----- Material provided

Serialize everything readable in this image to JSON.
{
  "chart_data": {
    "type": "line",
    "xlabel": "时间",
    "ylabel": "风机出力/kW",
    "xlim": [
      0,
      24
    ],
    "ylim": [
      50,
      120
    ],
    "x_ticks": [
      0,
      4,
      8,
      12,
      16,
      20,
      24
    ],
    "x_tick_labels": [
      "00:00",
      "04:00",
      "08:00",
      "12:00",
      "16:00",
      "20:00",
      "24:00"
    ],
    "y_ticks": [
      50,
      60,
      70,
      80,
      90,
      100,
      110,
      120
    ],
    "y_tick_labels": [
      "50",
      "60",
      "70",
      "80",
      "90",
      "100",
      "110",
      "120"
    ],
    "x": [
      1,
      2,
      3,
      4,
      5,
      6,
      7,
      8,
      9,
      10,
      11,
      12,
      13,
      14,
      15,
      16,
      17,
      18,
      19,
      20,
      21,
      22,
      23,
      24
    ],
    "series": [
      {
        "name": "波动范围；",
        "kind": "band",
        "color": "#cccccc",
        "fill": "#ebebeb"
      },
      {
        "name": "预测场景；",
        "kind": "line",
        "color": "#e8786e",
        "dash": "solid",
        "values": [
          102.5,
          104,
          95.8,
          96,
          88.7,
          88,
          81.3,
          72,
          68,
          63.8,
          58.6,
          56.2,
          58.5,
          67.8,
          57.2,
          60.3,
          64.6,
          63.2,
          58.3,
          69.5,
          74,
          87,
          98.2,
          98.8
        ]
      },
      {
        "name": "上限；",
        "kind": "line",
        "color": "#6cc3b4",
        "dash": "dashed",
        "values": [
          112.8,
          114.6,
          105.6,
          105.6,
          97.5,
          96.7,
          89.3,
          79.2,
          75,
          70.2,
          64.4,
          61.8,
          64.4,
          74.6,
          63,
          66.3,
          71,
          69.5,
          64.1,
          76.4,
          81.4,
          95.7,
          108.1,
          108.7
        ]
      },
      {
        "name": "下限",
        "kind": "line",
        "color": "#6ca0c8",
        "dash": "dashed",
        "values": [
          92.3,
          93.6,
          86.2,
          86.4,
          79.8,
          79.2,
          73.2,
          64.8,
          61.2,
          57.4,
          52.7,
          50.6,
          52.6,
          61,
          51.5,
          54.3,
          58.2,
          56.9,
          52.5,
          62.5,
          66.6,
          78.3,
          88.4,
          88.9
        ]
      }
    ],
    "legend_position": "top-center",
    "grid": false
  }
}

----------

■ **Problem to work on**
In the entries above, find each line with the word "color" and show it.

■ **Response to this exercise**
        "color": "#cccccc",
        "color": "#e8786e",
        "color": "#6cc3b4",
        "color": "#6ca0c8",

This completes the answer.